* **Work required**:
Reproduce the records verbatim, from the line containing "Localize each UI" to the line containing "FancyBboxPatch shape xyxy=(401,88,447,161)", both included.

* **Material provided**:
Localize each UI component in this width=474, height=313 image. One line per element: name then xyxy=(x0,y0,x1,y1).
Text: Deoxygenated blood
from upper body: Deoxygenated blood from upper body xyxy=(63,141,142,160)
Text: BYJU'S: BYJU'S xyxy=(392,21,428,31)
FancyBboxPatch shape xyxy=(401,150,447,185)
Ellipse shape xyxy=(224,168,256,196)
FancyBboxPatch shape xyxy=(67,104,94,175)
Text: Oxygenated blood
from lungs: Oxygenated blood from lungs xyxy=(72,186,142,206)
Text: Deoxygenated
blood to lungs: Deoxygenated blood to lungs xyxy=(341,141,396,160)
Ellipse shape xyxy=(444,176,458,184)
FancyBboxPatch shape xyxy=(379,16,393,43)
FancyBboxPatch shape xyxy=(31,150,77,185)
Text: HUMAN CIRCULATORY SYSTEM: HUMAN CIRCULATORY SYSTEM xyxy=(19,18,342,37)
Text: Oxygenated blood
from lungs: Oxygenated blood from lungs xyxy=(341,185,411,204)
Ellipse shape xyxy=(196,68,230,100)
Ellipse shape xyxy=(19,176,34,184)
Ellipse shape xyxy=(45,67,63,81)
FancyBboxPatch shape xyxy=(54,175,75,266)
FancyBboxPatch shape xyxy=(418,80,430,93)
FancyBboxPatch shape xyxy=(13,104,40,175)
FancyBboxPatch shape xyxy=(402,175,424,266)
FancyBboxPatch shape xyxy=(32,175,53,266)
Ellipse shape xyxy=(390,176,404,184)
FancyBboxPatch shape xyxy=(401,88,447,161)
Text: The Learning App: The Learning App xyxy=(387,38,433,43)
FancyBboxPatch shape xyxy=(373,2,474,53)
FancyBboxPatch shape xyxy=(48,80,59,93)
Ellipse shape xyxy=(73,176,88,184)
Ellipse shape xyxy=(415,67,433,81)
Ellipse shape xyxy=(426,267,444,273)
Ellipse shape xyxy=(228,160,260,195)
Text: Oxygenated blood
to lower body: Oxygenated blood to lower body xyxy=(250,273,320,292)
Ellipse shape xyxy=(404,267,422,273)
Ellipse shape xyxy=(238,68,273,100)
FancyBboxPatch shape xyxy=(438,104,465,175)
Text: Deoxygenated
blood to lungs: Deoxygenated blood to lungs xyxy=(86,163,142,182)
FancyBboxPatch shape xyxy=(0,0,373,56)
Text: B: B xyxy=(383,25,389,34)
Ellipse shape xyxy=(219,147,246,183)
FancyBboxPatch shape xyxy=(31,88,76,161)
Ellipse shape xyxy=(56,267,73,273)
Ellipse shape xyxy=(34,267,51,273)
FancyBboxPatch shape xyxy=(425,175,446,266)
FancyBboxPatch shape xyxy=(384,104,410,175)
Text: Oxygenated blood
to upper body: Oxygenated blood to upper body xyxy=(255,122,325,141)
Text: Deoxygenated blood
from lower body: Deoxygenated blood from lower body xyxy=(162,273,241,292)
--
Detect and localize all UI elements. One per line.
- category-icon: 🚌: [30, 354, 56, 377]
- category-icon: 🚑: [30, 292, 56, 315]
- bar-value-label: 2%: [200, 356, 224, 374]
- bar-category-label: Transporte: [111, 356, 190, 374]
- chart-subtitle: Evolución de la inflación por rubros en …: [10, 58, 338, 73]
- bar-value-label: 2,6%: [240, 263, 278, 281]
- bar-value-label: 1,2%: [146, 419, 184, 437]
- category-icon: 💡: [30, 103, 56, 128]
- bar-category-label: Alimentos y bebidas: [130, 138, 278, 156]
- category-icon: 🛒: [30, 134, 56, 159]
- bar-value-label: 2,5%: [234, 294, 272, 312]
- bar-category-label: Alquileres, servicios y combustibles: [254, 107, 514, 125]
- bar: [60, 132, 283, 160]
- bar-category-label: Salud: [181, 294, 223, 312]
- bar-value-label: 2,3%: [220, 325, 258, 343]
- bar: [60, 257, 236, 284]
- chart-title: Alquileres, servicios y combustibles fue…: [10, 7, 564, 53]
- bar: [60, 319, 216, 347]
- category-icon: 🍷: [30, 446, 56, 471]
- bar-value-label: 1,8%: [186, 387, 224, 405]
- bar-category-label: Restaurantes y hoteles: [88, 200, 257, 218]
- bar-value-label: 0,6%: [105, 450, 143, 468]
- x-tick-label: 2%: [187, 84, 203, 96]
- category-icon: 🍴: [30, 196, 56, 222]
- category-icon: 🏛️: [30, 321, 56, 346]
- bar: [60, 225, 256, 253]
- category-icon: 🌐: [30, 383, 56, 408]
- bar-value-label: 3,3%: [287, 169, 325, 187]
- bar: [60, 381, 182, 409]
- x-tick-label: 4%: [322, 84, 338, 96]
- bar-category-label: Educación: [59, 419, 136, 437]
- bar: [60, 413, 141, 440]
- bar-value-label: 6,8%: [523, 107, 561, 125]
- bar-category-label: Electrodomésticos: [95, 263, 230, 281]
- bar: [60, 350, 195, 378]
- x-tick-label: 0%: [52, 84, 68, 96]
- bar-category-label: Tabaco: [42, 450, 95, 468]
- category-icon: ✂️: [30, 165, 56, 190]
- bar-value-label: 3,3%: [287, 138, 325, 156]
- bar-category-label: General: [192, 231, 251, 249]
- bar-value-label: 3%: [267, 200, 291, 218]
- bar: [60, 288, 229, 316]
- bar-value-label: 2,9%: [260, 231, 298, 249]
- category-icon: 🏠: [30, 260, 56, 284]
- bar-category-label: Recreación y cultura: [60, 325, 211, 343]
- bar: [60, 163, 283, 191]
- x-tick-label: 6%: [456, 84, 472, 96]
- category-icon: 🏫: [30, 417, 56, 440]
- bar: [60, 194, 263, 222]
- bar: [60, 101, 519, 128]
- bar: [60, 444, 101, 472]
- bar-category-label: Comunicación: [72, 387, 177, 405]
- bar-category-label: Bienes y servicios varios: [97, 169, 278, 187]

* **Result below**:
Localize each UI component in this width=474, height=313 image. One line per element: name then xyxy=(x0,y0,x1,y1).
Text: Deoxygenated blood
from upper body: Deoxygenated blood from upper body xyxy=(63,141,142,160)
Text: BYJU'S: BYJU'S xyxy=(392,21,428,31)
FancyBboxPatch shape xyxy=(401,150,447,185)
Ellipse shape xyxy=(224,168,256,196)
FancyBboxPatch shape xyxy=(67,104,94,175)
Text: Oxygenated blood
from lungs: Oxygenated blood from lungs xyxy=(72,186,142,206)
Text: Deoxygenated
blood to lungs: Deoxygenated blood to lungs xyxy=(341,141,396,160)
Ellipse shape xyxy=(444,176,458,184)
FancyBboxPatch shape xyxy=(379,16,393,43)
FancyBboxPatch shape xyxy=(31,150,77,185)
Text: HUMAN CIRCULATORY SYSTEM: HUMAN CIRCULATORY SYSTEM xyxy=(19,18,342,37)
Text: Oxygenated blood
from lungs: Oxygenated blood from lungs xyxy=(341,185,411,204)
Ellipse shape xyxy=(196,68,230,100)
Ellipse shape xyxy=(19,176,34,184)
Ellipse shape xyxy=(45,67,63,81)
FancyBboxPatch shape xyxy=(54,175,75,266)
FancyBboxPatch shape xyxy=(418,80,430,93)
FancyBboxPatch shape xyxy=(13,104,40,175)
FancyBboxPatch shape xyxy=(402,175,424,266)
FancyBboxPatch shape xyxy=(32,175,53,266)
Ellipse shape xyxy=(390,176,404,184)
FancyBboxPatch shape xyxy=(401,88,447,161)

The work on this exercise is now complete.